• [SOURCE DATA]:
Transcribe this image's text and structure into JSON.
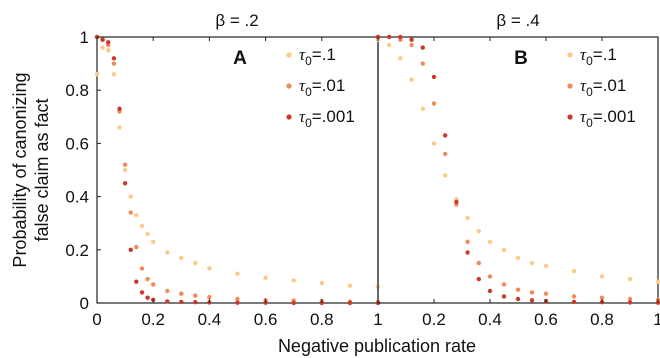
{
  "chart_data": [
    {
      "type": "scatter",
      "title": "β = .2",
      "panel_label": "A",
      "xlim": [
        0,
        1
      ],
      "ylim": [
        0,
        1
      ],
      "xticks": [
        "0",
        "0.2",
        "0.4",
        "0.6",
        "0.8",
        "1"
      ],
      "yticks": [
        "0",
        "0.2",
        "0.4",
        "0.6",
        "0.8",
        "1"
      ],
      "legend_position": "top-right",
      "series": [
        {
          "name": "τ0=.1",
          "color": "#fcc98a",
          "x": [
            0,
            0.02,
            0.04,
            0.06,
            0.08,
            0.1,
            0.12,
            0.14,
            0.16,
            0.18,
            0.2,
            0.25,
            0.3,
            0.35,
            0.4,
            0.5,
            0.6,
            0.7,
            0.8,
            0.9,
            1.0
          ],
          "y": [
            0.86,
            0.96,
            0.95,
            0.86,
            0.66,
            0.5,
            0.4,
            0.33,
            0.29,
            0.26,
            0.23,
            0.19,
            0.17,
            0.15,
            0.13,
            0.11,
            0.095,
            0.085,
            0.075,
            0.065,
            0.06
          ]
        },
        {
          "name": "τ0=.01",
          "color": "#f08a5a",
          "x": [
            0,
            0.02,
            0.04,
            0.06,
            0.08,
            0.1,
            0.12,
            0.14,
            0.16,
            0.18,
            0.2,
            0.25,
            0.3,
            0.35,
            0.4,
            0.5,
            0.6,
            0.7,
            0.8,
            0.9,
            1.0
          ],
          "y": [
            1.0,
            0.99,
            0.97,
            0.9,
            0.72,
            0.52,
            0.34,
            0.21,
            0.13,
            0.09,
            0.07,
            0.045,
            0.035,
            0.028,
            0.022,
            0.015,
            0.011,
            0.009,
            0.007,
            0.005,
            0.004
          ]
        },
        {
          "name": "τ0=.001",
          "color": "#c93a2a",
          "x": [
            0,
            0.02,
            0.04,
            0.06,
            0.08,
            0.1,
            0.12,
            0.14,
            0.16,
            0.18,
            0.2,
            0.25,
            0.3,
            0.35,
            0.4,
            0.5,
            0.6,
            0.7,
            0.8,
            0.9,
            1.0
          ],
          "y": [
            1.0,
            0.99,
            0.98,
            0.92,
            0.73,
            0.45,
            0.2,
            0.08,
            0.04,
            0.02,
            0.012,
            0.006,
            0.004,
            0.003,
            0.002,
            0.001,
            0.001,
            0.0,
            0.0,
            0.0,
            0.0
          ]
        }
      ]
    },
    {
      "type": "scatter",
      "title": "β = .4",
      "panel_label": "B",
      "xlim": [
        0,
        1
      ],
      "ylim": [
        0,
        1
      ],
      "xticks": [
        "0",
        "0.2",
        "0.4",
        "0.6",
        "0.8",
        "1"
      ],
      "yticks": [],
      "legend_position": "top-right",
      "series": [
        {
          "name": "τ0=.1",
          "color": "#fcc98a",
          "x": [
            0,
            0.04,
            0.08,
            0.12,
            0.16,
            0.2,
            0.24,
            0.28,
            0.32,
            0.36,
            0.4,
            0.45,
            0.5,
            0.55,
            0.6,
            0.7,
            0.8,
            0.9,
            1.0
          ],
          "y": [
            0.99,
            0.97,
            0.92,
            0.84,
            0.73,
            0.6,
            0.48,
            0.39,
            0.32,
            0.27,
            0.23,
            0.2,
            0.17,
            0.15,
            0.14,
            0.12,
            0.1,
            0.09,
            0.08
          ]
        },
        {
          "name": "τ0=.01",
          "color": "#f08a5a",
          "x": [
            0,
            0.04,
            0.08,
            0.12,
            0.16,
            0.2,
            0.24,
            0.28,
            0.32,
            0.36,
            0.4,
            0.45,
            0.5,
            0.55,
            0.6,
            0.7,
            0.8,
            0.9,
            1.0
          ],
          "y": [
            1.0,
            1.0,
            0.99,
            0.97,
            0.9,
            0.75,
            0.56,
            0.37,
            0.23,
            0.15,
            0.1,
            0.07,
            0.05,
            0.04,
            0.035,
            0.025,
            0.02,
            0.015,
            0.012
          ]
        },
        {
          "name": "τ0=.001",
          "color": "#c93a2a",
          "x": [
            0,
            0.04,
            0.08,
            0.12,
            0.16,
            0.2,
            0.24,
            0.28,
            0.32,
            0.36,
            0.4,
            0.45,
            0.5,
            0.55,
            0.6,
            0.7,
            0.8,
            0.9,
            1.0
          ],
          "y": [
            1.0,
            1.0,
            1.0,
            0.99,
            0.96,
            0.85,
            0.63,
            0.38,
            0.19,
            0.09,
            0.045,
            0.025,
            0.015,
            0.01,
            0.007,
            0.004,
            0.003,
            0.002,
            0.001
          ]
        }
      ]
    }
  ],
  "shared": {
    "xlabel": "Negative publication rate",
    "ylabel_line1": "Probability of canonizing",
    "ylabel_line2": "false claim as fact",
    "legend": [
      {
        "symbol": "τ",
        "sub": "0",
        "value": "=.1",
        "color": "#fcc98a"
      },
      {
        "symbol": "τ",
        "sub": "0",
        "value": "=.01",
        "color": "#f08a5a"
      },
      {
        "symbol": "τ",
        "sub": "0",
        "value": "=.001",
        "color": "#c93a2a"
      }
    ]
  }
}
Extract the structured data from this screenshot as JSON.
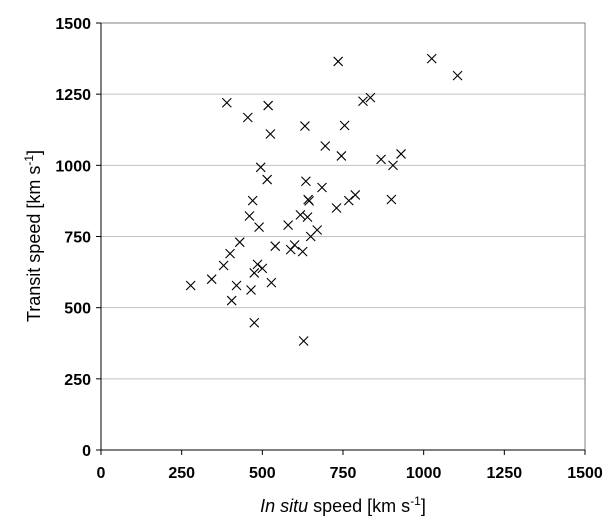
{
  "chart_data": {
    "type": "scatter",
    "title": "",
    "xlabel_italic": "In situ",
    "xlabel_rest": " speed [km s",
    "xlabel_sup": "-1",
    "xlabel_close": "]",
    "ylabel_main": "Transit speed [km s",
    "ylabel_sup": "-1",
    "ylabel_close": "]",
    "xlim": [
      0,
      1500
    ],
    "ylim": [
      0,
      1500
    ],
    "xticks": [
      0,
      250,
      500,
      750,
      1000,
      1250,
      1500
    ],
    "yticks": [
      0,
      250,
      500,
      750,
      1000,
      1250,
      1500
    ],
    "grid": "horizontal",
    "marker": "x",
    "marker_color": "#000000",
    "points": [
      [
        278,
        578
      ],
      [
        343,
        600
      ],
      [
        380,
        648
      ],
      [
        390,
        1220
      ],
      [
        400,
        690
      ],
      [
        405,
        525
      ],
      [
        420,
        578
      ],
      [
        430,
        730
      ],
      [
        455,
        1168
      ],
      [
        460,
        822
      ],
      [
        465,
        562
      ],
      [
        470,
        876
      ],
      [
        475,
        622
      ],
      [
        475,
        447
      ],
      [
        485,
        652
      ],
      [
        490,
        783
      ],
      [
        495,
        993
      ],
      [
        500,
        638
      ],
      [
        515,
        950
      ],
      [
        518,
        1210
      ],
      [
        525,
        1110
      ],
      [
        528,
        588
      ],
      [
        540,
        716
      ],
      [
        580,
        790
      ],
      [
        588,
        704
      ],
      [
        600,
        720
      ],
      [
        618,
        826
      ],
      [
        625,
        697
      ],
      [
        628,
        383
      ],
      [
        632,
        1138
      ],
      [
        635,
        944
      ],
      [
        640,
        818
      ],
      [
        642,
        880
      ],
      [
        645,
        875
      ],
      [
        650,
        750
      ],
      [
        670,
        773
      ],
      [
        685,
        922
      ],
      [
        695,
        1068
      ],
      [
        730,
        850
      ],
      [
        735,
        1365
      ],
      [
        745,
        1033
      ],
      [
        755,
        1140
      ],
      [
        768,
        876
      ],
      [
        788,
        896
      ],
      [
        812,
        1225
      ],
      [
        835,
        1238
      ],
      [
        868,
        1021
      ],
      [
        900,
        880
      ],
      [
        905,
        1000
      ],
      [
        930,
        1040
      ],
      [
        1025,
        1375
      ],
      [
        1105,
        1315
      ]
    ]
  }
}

• [DIRECTIONS]: Restate the whole listing above exactly, except for its images.

• [WORKED ANSWER]:
Transcribe this image's text and structure into JSON.
{
  "chart_data": [
    {
      "type": "scatter",
      "title": "β = .2",
      "panel_label": "A",
      "xlim": [
        0,
        1
      ],
      "ylim": [
        0,
        1
      ],
      "xticks": [
        "0",
        "0.2",
        "0.4",
        "0.6",
        "0.8",
        "1"
      ],
      "yticks": [
        "0",
        "0.2",
        "0.4",
        "0.6",
        "0.8",
        "1"
      ],
      "legend_position": "top-right",
      "series": [
        {
          "name": "τ0=.1",
          "color": "#fcc98a",
          "x": [
            0,
            0.02,
            0.04,
            0.06,
            0.08,
            0.1,
            0.12,
            0.14,
            0.16,
            0.18,
            0.2,
            0.25,
            0.3,
            0.35,
            0.4,
            0.5,
            0.6,
            0.7,
            0.8,
            0.9,
            1.0
          ],
          "y": [
            0.86,
            0.96,
            0.95,
            0.86,
            0.66,
            0.5,
            0.4,
            0.33,
            0.29,
            0.26,
            0.23,
            0.19,
            0.17,
            0.15,
            0.13,
            0.11,
            0.095,
            0.085,
            0.075,
            0.065,
            0.06
          ]
        },
        {
          "name": "τ0=.01",
          "color": "#f08a5a",
          "x": [
            0,
            0.02,
            0.04,
            0.06,
            0.08,
            0.1,
            0.12,
            0.14,
            0.16,
            0.18,
            0.2,
            0.25,
            0.3,
            0.35,
            0.4,
            0.5,
            0.6,
            0.7,
            0.8,
            0.9,
            1.0
          ],
          "y": [
            1.0,
            0.99,
            0.97,
            0.9,
            0.72,
            0.52,
            0.34,
            0.21,
            0.13,
            0.09,
            0.07,
            0.045,
            0.035,
            0.028,
            0.022,
            0.015,
            0.011,
            0.009,
            0.007,
            0.005,
            0.004
          ]
        },
        {
          "name": "τ0=.001",
          "color": "#c93a2a",
          "x": [
            0,
            0.02,
            0.04,
            0.06,
            0.08,
            0.1,
            0.12,
            0.14,
            0.16,
            0.18,
            0.2,
            0.25,
            0.3,
            0.35,
            0.4,
            0.5,
            0.6,
            0.7,
            0.8,
            0.9,
            1.0
          ],
          "y": [
            1.0,
            0.99,
            0.98,
            0.92,
            0.73,
            0.45,
            0.2,
            0.08,
            0.04,
            0.02,
            0.012,
            0.006,
            0.004,
            0.003,
            0.002,
            0.001,
            0.001,
            0.0,
            0.0,
            0.0,
            0.0
          ]
        }
      ]
    },
    {
      "type": "scatter",
      "title": "β = .4",
      "panel_label": "B",
      "xlim": [
        0,
        1
      ],
      "ylim": [
        0,
        1
      ],
      "xticks": [
        "0",
        "0.2",
        "0.4",
        "0.6",
        "0.8",
        "1"
      ],
      "yticks": [],
      "legend_position": "top-right",
      "series": [
        {
          "name": "τ0=.1",
          "color": "#fcc98a",
          "x": [
            0,
            0.04,
            0.08,
            0.12,
            0.16,
            0.2,
            0.24,
            0.28,
            0.32,
            0.36,
            0.4,
            0.45,
            0.5,
            0.55,
            0.6,
            0.7,
            0.8,
            0.9,
            1.0
          ],
          "y": [
            0.99,
            0.97,
            0.92,
            0.84,
            0.73,
            0.6,
            0.48,
            0.39,
            0.32,
            0.27,
            0.23,
            0.2,
            0.17,
            0.15,
            0.14,
            0.12,
            0.1,
            0.09,
            0.08
          ]
        },
        {
          "name": "τ0=.01",
          "color": "#f08a5a",
          "x": [
            0,
            0.04,
            0.08,
            0.12,
            0.16,
            0.2,
            0.24,
            0.28,
            0.32,
            0.36,
            0.4,
            0.45,
            0.5,
            0.55,
            0.6,
            0.7,
            0.8,
            0.9,
            1.0
          ],
          "y": [
            1.0,
            1.0,
            0.99,
            0.97,
            0.9,
            0.75,
            0.56,
            0.37,
            0.23,
            0.15,
            0.1,
            0.07,
            0.05,
            0.04,
            0.035,
            0.025,
            0.02,
            0.015,
            0.012
          ]
        },
        {
          "name": "τ0=.001",
          "color": "#c93a2a",
          "x": [
            0,
            0.04,
            0.08,
            0.12,
            0.16,
            0.2,
            0.24,
            0.28,
            0.32,
            0.36,
            0.4,
            0.45,
            0.5,
            0.55,
            0.6,
            0.7,
            0.8,
            0.9,
            1.0
          ],
          "y": [
            1.0,
            1.0,
            1.0,
            0.99,
            0.96,
            0.85,
            0.63,
            0.38,
            0.19,
            0.09,
            0.045,
            0.025,
            0.015,
            0.01,
            0.007,
            0.004,
            0.003,
            0.002,
            0.001
          ]
        }
      ]
    }
  ],
  "shared": {
    "xlabel": "Negative publication rate",
    "ylabel_line1": "Probability of canonizing",
    "ylabel_line2": "false claim as fact",
    "legend": [
      {
        "symbol": "τ",
        "sub": "0",
        "value": "=.1",
        "color": "#fcc98a"
      },
      {
        "symbol": "τ",
        "sub": "0",
        "value": "=.01",
        "color": "#f08a5a"
      },
      {
        "symbol": "τ",
        "sub": "0",
        "value": "=.001",
        "color": "#c93a2a"
      }
    ]
  }
}
Extract the structured data from this screenshot as JSON.
{
  "chart_data": {
    "type": "scatter",
    "title": "",
    "xlabel_italic": "In situ",
    "xlabel_rest": " speed [km s",
    "xlabel_sup": "-1",
    "xlabel_close": "]",
    "ylabel_main": "Transit speed [km s",
    "ylabel_sup": "-1",
    "ylabel_close": "]",
    "xlim": [
      0,
      1500
    ],
    "ylim": [
      0,
      1500
    ],
    "xticks": [
      0,
      250,
      500,
      750,
      1000,
      1250,
      1500
    ],
    "yticks": [
      0,
      250,
      500,
      750,
      1000,
      1250,
      1500
    ],
    "grid": "horizontal",
    "marker": "x",
    "marker_color": "#000000",
    "points": [
      [
        278,
        578
      ],
      [
        343,
        600
      ],
      [
        380,
        648
      ],
      [
        390,
        1220
      ],
      [
        400,
        690
      ],
      [
        405,
        525
      ],
      [
        420,
        578
      ],
      [
        430,
        730
      ],
      [
        455,
        1168
      ],
      [
        460,
        822
      ],
      [
        465,
        562
      ],
      [
        470,
        876
      ],
      [
        475,
        622
      ],
      [
        475,
        447
      ],
      [
        485,
        652
      ],
      [
        490,
        783
      ],
      [
        495,
        993
      ],
      [
        500,
        638
      ],
      [
        515,
        950
      ],
      [
        518,
        1210
      ],
      [
        525,
        1110
      ],
      [
        528,
        588
      ],
      [
        540,
        716
      ],
      [
        580,
        790
      ],
      [
        588,
        704
      ],
      [
        600,
        720
      ],
      [
        618,
        826
      ],
      [
        625,
        697
      ],
      [
        628,
        383
      ],
      [
        632,
        1138
      ],
      [
        635,
        944
      ],
      [
        640,
        818
      ],
      [
        642,
        880
      ],
      [
        645,
        875
      ],
      [
        650,
        750
      ],
      [
        670,
        773
      ],
      [
        685,
        922
      ],
      [
        695,
        1068
      ],
      [
        730,
        850
      ],
      [
        735,
        1365
      ],
      [
        745,
        1033
      ],
      [
        755,
        1140
      ],
      [
        768,
        876
      ],
      [
        788,
        896
      ],
      [
        812,
        1225
      ],
      [
        835,
        1238
      ],
      [
        868,
        1021
      ],
      [
        900,
        880
      ],
      [
        905,
        1000
      ],
      [
        930,
        1040
      ],
      [
        1025,
        1375
      ],
      [
        1105,
        1315
      ]
    ]
  }
}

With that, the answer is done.